* **Request**:
Reproduce the part of the records that opens with the line containing "forward-button[interactable] [44,38,82,77]" and closes with the line containing "settings-icon[interactable] [1098,77,1138,113]", swapping "hamburger-icon" for "menu-icon" and leaving everything else unchanged.
---
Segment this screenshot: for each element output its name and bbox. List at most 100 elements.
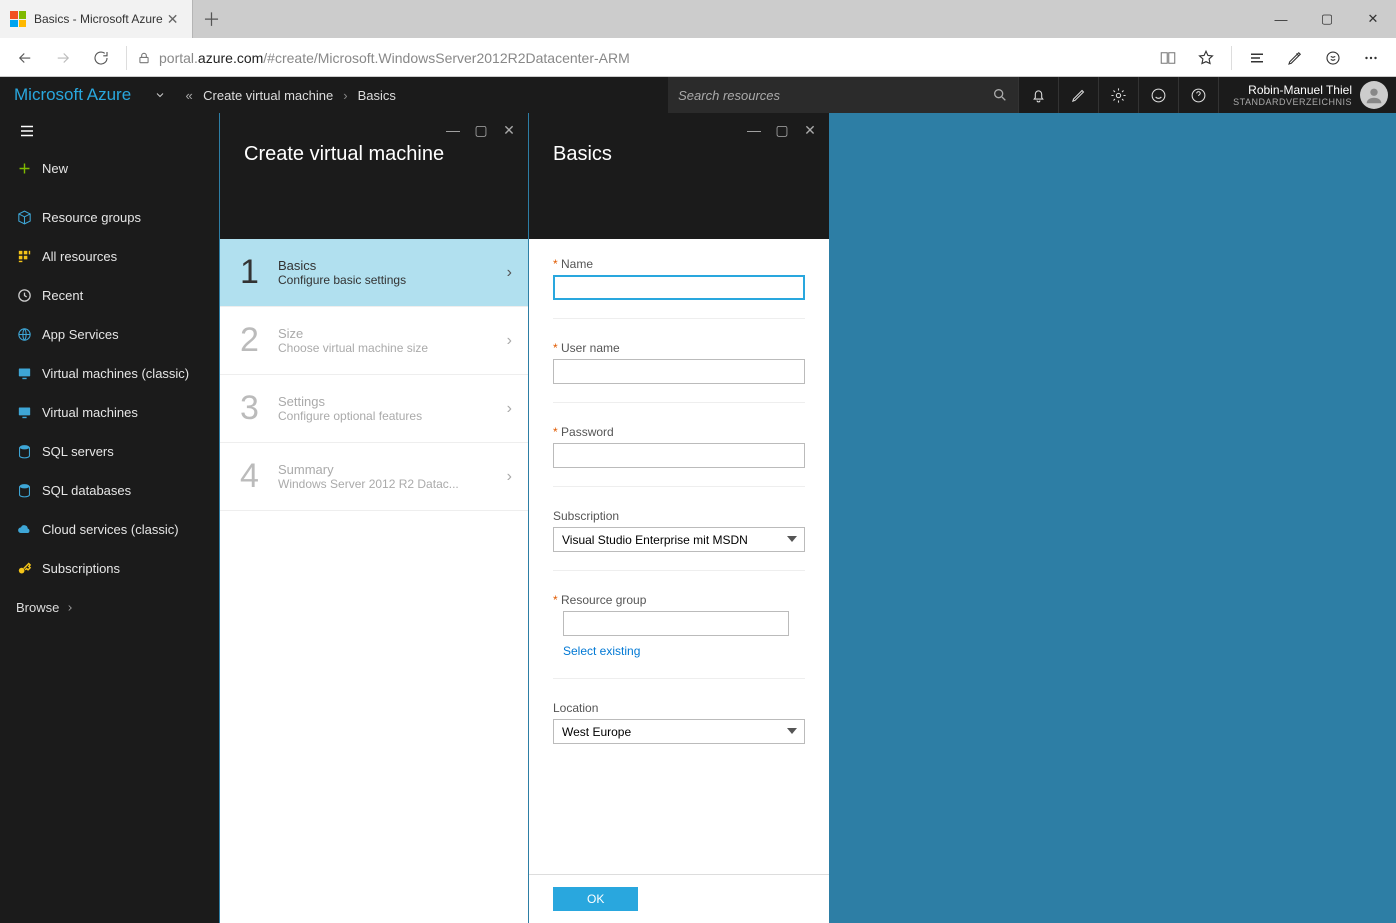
forward-button[interactable] [44,38,82,77]
edit-icon[interactable] [1058,77,1098,113]
blade-maximize-icon[interactable]: ▢ [468,119,494,141]
sidebar-browse[interactable]: Browse [0,588,219,627]
step-number: 1 [240,253,278,292]
sidebar-item-resource-groups[interactable]: Resource groups [0,198,219,237]
subscription-select[interactable]: Visual Studio Enterprise mit MSDN [553,527,805,552]
window-maximize[interactable]: ▢ [1304,0,1350,38]
step-number: 4 [240,457,278,496]
subscription-label: Subscription [553,509,805,523]
window-close[interactable]: ✕ [1350,0,1396,38]
sidebar-item-app-services[interactable]: App Services [0,315,219,354]
sidebar-item-all-resources[interactable]: All resources [0,237,219,276]
username-label: User name [553,341,805,355]
tab-close-icon[interactable]: ✕ [163,11,183,28]
hamburger-icon[interactable] [0,113,219,149]
grid-icon [16,248,42,265]
sidebar-item-label: SQL servers [42,444,114,459]
wizard-steps: 1 BasicsConfigure basic settings › 2 Siz… [220,239,528,511]
brand-caret-icon[interactable] [145,77,175,113]
sidebar-item-new[interactable]: New [0,149,219,188]
back-button[interactable] [6,38,44,77]
password-input[interactable] [553,443,805,468]
share-icon[interactable] [1314,38,1352,77]
blade-maximize-icon[interactable]: ▢ [769,119,795,141]
search-bar[interactable] [668,77,1018,113]
plus-icon [16,160,42,177]
monitor-icon [16,365,42,382]
address-bar[interactable]: portal.azure.com/#create/Microsoft.Windo… [155,50,1149,66]
window-controls: — ▢ ✕ [1258,0,1396,38]
sidebar-item-vm[interactable]: Virtual machines [0,393,219,432]
settings-icon[interactable] [1098,77,1138,113]
step-title: Basics [278,258,507,273]
chevron-right-icon: › [343,88,347,103]
username-input[interactable] [553,359,805,384]
location-label: Location [553,701,805,715]
location-select[interactable]: West Europe [553,719,805,744]
name-label: Name [553,257,805,271]
notifications-icon[interactable] [1018,77,1058,113]
blade-basics: — ▢ ✕ Basics Name User name [529,113,829,923]
sidebar-item-sql-databases[interactable]: SQL databases [0,471,219,510]
sidebar-item-label: Resource groups [42,210,141,225]
database-icon [16,482,42,499]
blade-minimize-icon[interactable]: — [440,119,466,141]
blade-minimize-icon[interactable]: — [741,119,767,141]
user-text: Robin-Manuel Thiel STANDARDVERZEICHNIS [1233,83,1352,107]
wizard-step-settings[interactable]: 3 SettingsConfigure optional features › [220,375,528,443]
notes-icon[interactable] [1276,38,1314,77]
hub-icon[interactable] [1238,38,1276,77]
help-icon[interactable] [1178,77,1218,113]
globe-icon [16,326,42,343]
breadcrumb-item[interactable]: Create virtual machine [203,88,333,103]
name-input[interactable] [553,275,805,300]
breadcrumb: Create virtual machine › Basics [203,77,396,113]
cloud-icon [16,521,42,538]
sidebar-item-label: All resources [42,249,117,264]
wizard-step-size[interactable]: 2 SizeChoose virtual machine size › [220,307,528,375]
sidebar-item-vm-classic[interactable]: Virtual machines (classic) [0,354,219,393]
breadcrumb-item[interactable]: Basics [358,88,396,103]
blade-close-icon[interactable]: ✕ [496,119,522,141]
refresh-button[interactable] [82,38,120,77]
browser-nav-bar: portal.azure.com/#create/Microsoft.Windo… [0,38,1396,77]
ok-button[interactable]: OK [553,887,638,911]
chevron-right-icon [65,603,75,613]
password-label: Password [553,425,805,439]
azure-favicon [10,11,26,27]
blade-close-icon[interactable]: ✕ [797,119,823,141]
brand[interactable]: Microsoft Azure [0,77,145,113]
new-tab-button[interactable]: ＋ [193,0,229,38]
step-number: 3 [240,389,278,428]
wizard-step-basics[interactable]: 1 BasicsConfigure basic settings › [220,239,528,307]
more-icon[interactable] [1352,38,1390,77]
wizard-step-summary[interactable]: 4 SummaryWindows Server 2012 R2 Datac...… [220,443,528,511]
monitor-icon [16,404,42,421]
user-menu[interactable]: Robin-Manuel Thiel STANDARDVERZEICHNIS [1218,77,1396,113]
sidebar: New Resource groups All resources Recent… [0,113,219,923]
window-minimize[interactable]: — [1258,0,1304,38]
lock-icon [133,51,155,65]
tab-title: Basics - Microsoft Azure [34,12,163,26]
browser-tab[interactable]: Basics - Microsoft Azure ✕ [0,0,193,38]
favorite-icon[interactable] [1187,38,1225,77]
sidebar-item-recent[interactable]: Recent [0,276,219,315]
feedback-icon[interactable] [1138,77,1178,113]
portal-main: New Resource groups All resources Recent… [0,113,1396,923]
step-subtitle: Configure optional features [278,409,507,423]
blade-title: Create virtual machine [244,143,504,166]
sidebar-item-cloud-services[interactable]: Cloud services (classic) [0,510,219,549]
user-name: Robin-Manuel Thiel [1233,83,1352,97]
sidebar-item-sql-servers[interactable]: SQL servers [0,432,219,471]
breadcrumb-back-icon[interactable]: « [175,77,203,113]
sidebar-item-label: Subscriptions [42,561,120,576]
tab-strip: Basics - Microsoft Azure ✕ ＋ — ▢ ✕ [0,0,1396,38]
step-subtitle: Windows Server 2012 R2 Datac... [278,477,507,491]
search-input[interactable] [678,88,992,103]
sidebar-item-subscriptions[interactable]: Subscriptions [0,549,219,588]
resource-group-input[interactable] [563,611,789,636]
blade-create-vm: — ▢ ✕ Create virtual machine 1 BasicsCon… [220,113,528,923]
azure-portal: Microsoft Azure « Create virtual machine… [0,77,1396,923]
select-existing-link[interactable]: Select existing [563,644,640,658]
reading-view-icon[interactable] [1149,38,1187,77]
---
* **Solved exercise**:
forward-button[interactable] [44,38,82,77]
edit-icon[interactable] [1058,77,1098,113]
blade-maximize-icon[interactable]: ▢ [468,119,494,141]
sidebar-browse[interactable]: Browse [0,588,219,627]
step-number: 1 [240,253,278,292]
sidebar-item-resource-groups[interactable]: Resource groups [0,198,219,237]
subscription-select[interactable]: Visual Studio Enterprise mit MSDN [553,527,805,552]
window-maximize[interactable]: ▢ [1304,0,1350,38]
step-number: 4 [240,457,278,496]
subscription-label: Subscription [553,509,805,523]
window-close[interactable]: ✕ [1350,0,1396,38]
sidebar-item-app-services[interactable]: App Services [0,315,219,354]
sidebar-item-all-resources[interactable]: All resources [0,237,219,276]
username-label: User name [553,341,805,355]
tab-close-icon[interactable]: ✕ [163,11,183,28]
menu-icon[interactable] [0,113,219,149]
grid-icon [16,248,42,265]
sidebar-item-label: SQL servers [42,444,114,459]
wizard-steps: 1 BasicsConfigure basic settings › 2 Siz… [220,239,528,511]
brand-caret-icon[interactable] [145,77,175,113]
sidebar-item-new[interactable]: New [0,149,219,188]
back-button[interactable] [6,38,44,77]
password-input[interactable] [553,443,805,468]
share-icon[interactable] [1314,38,1352,77]
blade-maximize-icon[interactable]: ▢ [769,119,795,141]
search-bar[interactable] [668,77,1018,113]
plus-icon [16,160,42,177]
monitor-icon [16,365,42,382]
address-bar[interactable]: portal.azure.com/#create/Microsoft.Windo… [155,50,1149,66]
window-controls: — ▢ ✕ [1258,0,1396,38]
sidebar-item-vm[interactable]: Virtual machines [0,393,219,432]
settings-icon[interactable] [1098,77,1138,113]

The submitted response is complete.